(Entradas da coleção)
· · ·

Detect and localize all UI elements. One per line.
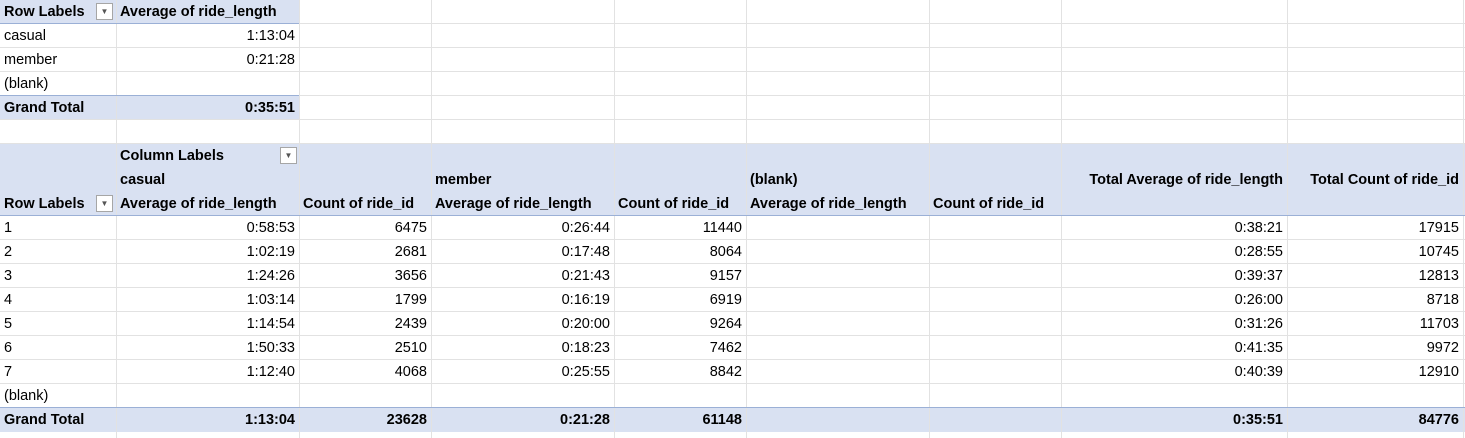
pivot2-member-count-header[interactable]: Count of ride_id (614, 192, 733, 216)
dropdown-arrow-icon[interactable]: ▼ (96, 195, 113, 212)
pivot2-member-count-cell[interactable]: 7462 (614, 336, 746, 360)
pivot1-row-label[interactable]: casual (0, 24, 50, 48)
pivot2-grand-total-avg[interactable]: 0:35:51 (1061, 408, 1287, 432)
pivot2-row-labels-header[interactable]: Row Labels (0, 192, 89, 216)
pivot2-total-count-cell[interactable]: 9972 (1287, 336, 1463, 360)
pivot2-casual-avg-cell[interactable]: 1:02:19 (116, 240, 299, 264)
pivot2-member-count-cell[interactable]: 9264 (614, 312, 746, 336)
pivot2-casual-count-cell[interactable]: 6475 (299, 216, 431, 240)
pivot2-total-count-cell[interactable]: 12813 (1287, 264, 1463, 288)
pivot2-total-avg-cell[interactable]: 0:38:21 (1061, 216, 1287, 240)
pivot2-grand-total-casual-avg[interactable]: 1:13:04 (116, 408, 299, 432)
pivot2-total-avg-cell[interactable]: 0:41:35 (1061, 336, 1287, 360)
pivot2-row-label[interactable]: 3 (0, 264, 116, 288)
pivot2-total-avg-cell[interactable]: 0:26:00 (1061, 288, 1287, 312)
pivot1-grand-total-value[interactable]: 0:35:51 (116, 96, 299, 120)
pivot2-casual-avg-cell[interactable]: 1:14:54 (116, 312, 299, 336)
pivot2-group-blank[interactable]: (blank) (746, 168, 802, 192)
pivot2-total-avg-header[interactable]: Total Average of ride_length (1061, 168, 1287, 192)
pivot2-member-count-cell[interactable]: 8064 (614, 240, 746, 264)
pivot1-row-label[interactable]: member (0, 48, 61, 72)
pivot2-casual-count-cell[interactable]: 2681 (299, 240, 431, 264)
pivot1-row-value[interactable] (116, 72, 299, 96)
pivot2-member-avg-cell[interactable]: 0:18:23 (431, 336, 614, 360)
pivot2-grand-total-member-avg[interactable]: 0:21:28 (431, 408, 614, 432)
pivot2-row-label[interactable]: 6 (0, 336, 116, 360)
pivot1-row-label[interactable]: (blank) (0, 72, 52, 96)
pivot2-member-avg-cell[interactable]: 0:25:55 (431, 360, 614, 384)
pivot2-member-count-cell[interactable]: 9157 (614, 264, 746, 288)
pivot2-casual-avg-cell[interactable]: 1:03:14 (116, 288, 299, 312)
pivot2-total-count-cell[interactable]: 12910 (1287, 360, 1463, 384)
dropdown-arrow-icon[interactable]: ▼ (96, 3, 113, 20)
pivot2-total-count-cell[interactable]: 17915 (1287, 216, 1463, 240)
pivot1-row-value[interactable]: 0:21:28 (116, 48, 299, 72)
pivot2-member-count-cell[interactable]: 8842 (614, 360, 746, 384)
pivot2-blank-avg-header[interactable]: Average of ride_length (746, 192, 911, 216)
pivot2-total-avg-cell[interactable]: 0:39:37 (1061, 264, 1287, 288)
pivot2-total-count-cell[interactable] (1287, 384, 1463, 408)
pivot2-member-count-cell[interactable] (614, 384, 746, 408)
pivot2-grand-total-member-count[interactable]: 61148 (614, 408, 746, 432)
pivot2-group-member[interactable]: member (431, 168, 495, 192)
pivot2-casual-avg-header[interactable]: Average of ride_length (116, 192, 281, 216)
pivot2-member-avg-cell[interactable]: 0:16:19 (431, 288, 614, 312)
pivot2-total-avg-cell[interactable]: 0:28:55 (1061, 240, 1287, 264)
pivot2-total-avg-cell[interactable] (1061, 384, 1287, 408)
pivot2-row-label[interactable]: 1 (0, 216, 116, 240)
pivot2-casual-count-cell[interactable]: 2439 (299, 312, 431, 336)
pivot2-group-casual[interactable]: casual (116, 168, 169, 192)
pivot2-casual-avg-cell[interactable]: 0:58:53 (116, 216, 299, 240)
pivot2-casual-avg-cell[interactable] (116, 384, 299, 408)
pivot2-row-label[interactable]: 2 (0, 240, 116, 264)
dropdown-arrow-icon[interactable]: ▼ (280, 147, 297, 164)
pivot2-casual-count-cell[interactable]: 1799 (299, 288, 431, 312)
pivot2-member-avg-cell[interactable] (431, 384, 614, 408)
pivot2-member-count-cell[interactable]: 11440 (614, 216, 746, 240)
pivot2-casual-count-cell[interactable]: 4068 (299, 360, 431, 384)
pivot1-row-value[interactable]: 1:13:04 (116, 24, 299, 48)
pivot2-total-count-cell[interactable]: 10745 (1287, 240, 1463, 264)
pivot2-casual-avg-cell[interactable]: 1:12:40 (116, 360, 299, 384)
pivot2-row-label[interactable]: 5 (0, 312, 116, 336)
pivot2-member-avg-cell[interactable]: 0:21:43 (431, 264, 614, 288)
pivot2-member-avg-header[interactable]: Average of ride_length (431, 192, 596, 216)
pivot2-casual-count-cell[interactable]: 2510 (299, 336, 431, 360)
pivot2-casual-count-header[interactable]: Count of ride_id (299, 192, 418, 216)
pivot2-grand-total-label[interactable]: Grand Total (0, 408, 88, 432)
pivot2-row-label[interactable]: 4 (0, 288, 116, 312)
spreadsheet-grid: Row Labels ▼ Average of ride_length casu… (0, 0, 1465, 438)
pivot2-casual-avg-cell[interactable]: 1:24:26 (116, 264, 299, 288)
pivot2-member-avg-cell[interactable]: 0:20:00 (431, 312, 614, 336)
pivot1-row-labels-text: Row Labels (4, 4, 85, 20)
pivot2-total-avg-cell[interactable]: 0:40:39 (1061, 360, 1287, 384)
pivot1-grand-total-label[interactable]: Grand Total (0, 96, 88, 120)
pivot2-row-label[interactable]: 7 (0, 360, 116, 384)
pivot2-member-avg-cell[interactable]: 0:26:44 (431, 216, 614, 240)
pivot2-row-label[interactable]: (blank) (0, 384, 116, 408)
pivot2-grand-total-casual-count[interactable]: 23628 (299, 408, 431, 432)
pivot2-total-avg-cell[interactable]: 0:31:26 (1061, 312, 1287, 336)
pivot2-casual-avg-cell[interactable]: 1:50:33 (116, 336, 299, 360)
pivot2-casual-count-cell[interactable]: 3656 (299, 264, 431, 288)
pivot2-member-count-cell[interactable]: 6919 (614, 288, 746, 312)
pivot2-member-avg-cell[interactable]: 0:17:48 (431, 240, 614, 264)
pivot2-total-count-header[interactable]: Total Count of ride_id (1287, 168, 1463, 192)
pivot2-casual-count-cell[interactable] (299, 384, 431, 408)
pivot2-total-count-cell[interactable]: 8718 (1287, 288, 1463, 312)
pivot2-blank-count-header[interactable]: Count of ride_id (929, 192, 1048, 216)
pivot1-value-header[interactable]: Average of ride_length (116, 0, 281, 24)
pivot2-column-labels-header[interactable]: Column Labels (116, 144, 228, 168)
pivot2-total-count-cell[interactable]: 11703 (1287, 312, 1463, 336)
pivot2-grand-total-count[interactable]: 84776 (1287, 408, 1463, 432)
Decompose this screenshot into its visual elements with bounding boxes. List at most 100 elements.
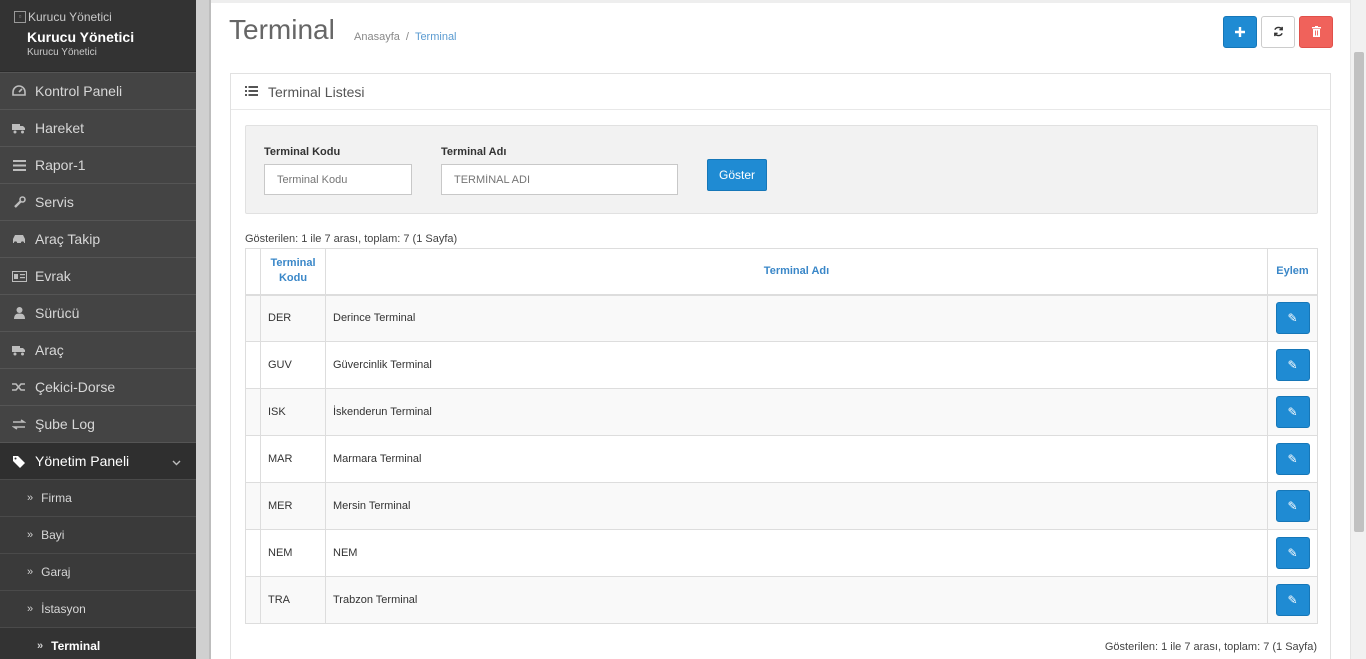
plus-icon [1235,25,1245,40]
page-actions [1223,16,1333,48]
breadcrumb-home-link[interactable]: Anasayfa [354,31,400,43]
double-chevron-right-icon: » [27,603,34,615]
column-header-code-line1: Terminal [270,257,316,270]
delete-button[interactable] [1299,16,1333,48]
pencil-icon: ✎ [1287,311,1298,326]
row-action-cell: ✎ [1267,435,1318,483]
row-name: NEM [325,529,1268,577]
sidebar-subitem-label: Bayi [41,528,65,542]
sidebar: ▫ Kurucu Yönetici Kurucu Yönetici Kurucu… [0,0,196,659]
add-button[interactable] [1223,16,1257,48]
table-header-row: Terminal Kodu Terminal Adı Eylem [245,248,1318,296]
row-name: Trabzon Terminal [325,576,1268,624]
sidebar-item-arac[interactable]: Araç [0,331,196,368]
panel-title: Terminal Listesi [268,83,365,100]
refresh-button[interactable] [1261,16,1295,48]
edit-button[interactable]: ✎ [1275,584,1310,616]
sidebar-item-label: Kontrol Paneli [35,83,123,99]
sidebar-subitem-garaj[interactable]: » Garaj [0,553,196,590]
terminal-table: Terminal Kodu Terminal Adı Eylem DER Der… [245,248,1318,624]
row-code: MER [260,482,326,530]
row-select-cell[interactable] [245,341,261,389]
row-select-cell[interactable] [245,576,261,624]
row-select-cell[interactable] [245,294,261,342]
edit-button[interactable]: ✎ [1275,302,1310,335]
sidebar-item-kontrol-paneli[interactable]: Kontrol Paneli [0,72,196,109]
profile-role: Kurucu Yönetici [27,47,97,58]
scrollbar-thumb[interactable] [1354,52,1364,532]
avatar-alt-text: Kurucu Yönetici [28,10,112,24]
pencil-icon: ✎ [1287,452,1298,466]
sidebar-item-surucu[interactable]: Sürücü [0,294,196,331]
row-action-cell: ✎ [1267,576,1318,624]
main-content: Terminal Anasayfa / Terminal Terminal Li… [211,0,1350,659]
broken-image-icon: ▫ [14,11,26,23]
sidebar-item-servis[interactable]: Servis [0,183,196,220]
terminal-name-label: Terminal Adı [441,146,507,158]
sidebar-item-label: Şube Log [35,416,95,432]
sidebar-item-label: Rapor-1 [35,157,86,173]
user-icon [11,307,27,319]
sidebar-item-sube-log[interactable]: Şube Log [0,405,196,442]
sidebar-subitem-bayi[interactable]: » Bayi [0,516,196,553]
row-select-cell[interactable] [245,388,261,436]
pencil-icon: ✎ [1287,546,1298,560]
random-icon [11,381,27,393]
vertical-scrollbar[interactable] [1350,0,1366,659]
pagination-summary-top: Gösterilen: 1 ile 7 arası, toplam: 7 (1 … [245,233,458,245]
double-chevron-right-icon: » [37,640,44,652]
top-border [211,0,1350,3]
table-row: DER Derince Terminal ✎ [245,294,1318,342]
tags-icon [11,455,27,468]
refresh-icon [1273,25,1284,40]
column-header-action: Eylem [1267,248,1318,296]
sidebar-item-label: Servis [35,194,74,210]
row-name: İskenderun Terminal [325,388,1268,436]
sidebar-subitem-firma[interactable]: » Firma [0,479,196,516]
row-code: DER [260,294,326,342]
terminal-list-panel: Terminal Listesi Terminal Kodu Terminal … [230,73,1331,659]
row-select-cell[interactable] [245,435,261,483]
terminal-code-input[interactable] [264,164,412,195]
terminal-name-input[interactable] [441,164,678,195]
edit-button[interactable]: ✎ [1275,443,1310,475]
row-select-cell[interactable] [245,482,261,530]
double-chevron-right-icon: » [27,566,34,578]
row-action-cell: ✎ [1267,294,1318,342]
list-icon [245,83,258,101]
sidebar-item-hareket[interactable]: Hareket [0,109,196,146]
show-button[interactable]: Göster [707,159,767,191]
wrench-icon [11,195,27,209]
id-card-icon [11,270,27,282]
sidebar-item-yonetim-paneli[interactable]: Yönetim Paneli [0,442,196,479]
sidebar-item-label: Araç [35,342,64,358]
select-column-header [245,248,261,296]
table-row: GUV Güvercinlik Terminal ✎ [245,341,1318,389]
sidebar-item-arac-takip[interactable]: Araç Takip [0,220,196,257]
sidebar-subitem-terminal[interactable]: » Terminal [0,627,196,659]
sidebar-subitem-label: İstasyon [41,602,86,616]
row-code: NEM [260,529,326,577]
sidebar-subitem-istasyon[interactable]: » İstasyon [0,590,196,627]
sidebar-item-rapor-1[interactable]: Rapor-1 [0,146,196,183]
profile-block: ▫ Kurucu Yönetici Kurucu Yönetici Kurucu… [0,0,196,72]
edit-button[interactable]: ✎ [1275,349,1310,381]
pagination-summary-bottom: Gösterilen: 1 ile 7 arası, toplam: 7 (1 … [1104,641,1317,653]
row-select-cell[interactable] [245,529,261,577]
sidebar-item-cekici-dorse[interactable]: Çekici-Dorse [0,368,196,405]
sidebar-item-evrak[interactable]: Evrak [0,257,196,294]
row-action-cell: ✎ [1267,529,1318,577]
sidebar-subitem-label: Terminal [51,639,101,653]
panel-header: Terminal Listesi [231,74,1330,110]
row-code: TRA [260,576,326,624]
column-header-name[interactable]: Terminal Adı [325,248,1268,296]
truck-icon [11,123,27,134]
table-row: MAR Marmara Terminal ✎ [245,435,1318,483]
edit-button[interactable]: ✎ [1275,396,1310,428]
edit-button[interactable]: ✎ [1275,490,1310,522]
column-header-code[interactable]: Terminal Kodu [260,248,326,296]
pencil-icon: ✎ [1287,358,1298,372]
sidebar-item-label: Sürücü [35,305,80,321]
table-row: NEM NEM ✎ [245,529,1318,577]
edit-button[interactable]: ✎ [1275,537,1310,569]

· · ·

■ DETALHES DO PROBLEMA ■
Organize como tabela Markdown as linhas do material, começando pela linha que contém "pivot2-member-count-header[interactable]: Count of" e parando depois da linha que contém "336, 614, 360)". Use as colunas "Posição", com o número de ordem de cada linha, e "Conteúdo", com a própria linha, e deixe de fora as linhas em branco.

■ RESPOSTA DO EXERCÍCIO ■
| Posição | Conteúdo |
|---|---|
| 1 | pivot2-member-count-header[interactable]: Count of ride_id (614, 192, 733, 216) |
| 2 | dropdown-arrow-icon[interactable]: ▼ (96, 195, 113, 212) |
| 3 | pivot2-member-count-cell[interactable]: 7462 (614, 336, 746, 360) |
| 4 | pivot1-row-label[interactable]: casual (0, 24, 50, 48) |
| 5 | pivot2-grand-total-avg[interactable]: 0:35:51 (1061, 408, 1287, 432) |
| 6 | pivot2-row-labels-header[interactable]: Row Labels (0, 192, 89, 216) |
| 7 | pivot2-total-count-cell[interactable]: 9972 (1287, 336, 1463, 360) |
| 8 | pivot2-casual-avg-cell[interactable]: 1:02:19 (116, 240, 299, 264) |
| 9 | pivot2-member-count-cell[interactable]: 9264 (614, 312, 746, 336) |
| 10 | pivot2-casual-count-cell[interactable]: 6475 (299, 216, 431, 240) |
| 11 | pivot2-total-count-cell[interactable]: 12813 (1287, 264, 1463, 288) |
| 12 | pivot2-total-avg-cell[interactable]: 0:38:21 (1061, 216, 1287, 240) |
| 13 | pivot2-grand-total-casual-avg[interactable]: 1:13:04 (116, 408, 299, 432) |
| 14 | pivot2-total-avg-cell[interactable]: 0:41:35 (1061, 336, 1287, 360) |
| 15 | pivot2-row-label[interactable]: 3 (0, 264, 116, 288) |
| 16 | pivot2-total-avg-cell[interactable]: 0:26:00 (1061, 288, 1287, 312) |
| 17 | pivot1-grand-total-value[interactable]: 0:35:51 (116, 96, 299, 120) |
| 18 | pivot2-casual-avg-cell[interactable]: 1:14:54 (116, 312, 299, 336) |
| 19 | pivot2-group-blank[interactable]: (blank) (746, 168, 802, 192) |
| 20 | pivot2-total-avg-header[interactable]: Total Average of ride_length (1061, 168, 1287, 192) |
| 21 | pivot2-member-count-cell[interactable]: 8064 (614, 240, 746, 264) |
| 22 | pivot1-row-label[interactable]: member (0, 48, 61, 72) |
| 23 | pivot2-casual-count-cell[interactable]: 2681 (299, 240, 431, 264) |
| 24 | pivot1-row-value[interactable] (116, 72, 299, 96) |
| 25 | pivot2-member-avg-cell[interactable]: 0:18:23 (431, 336, 614, 360) |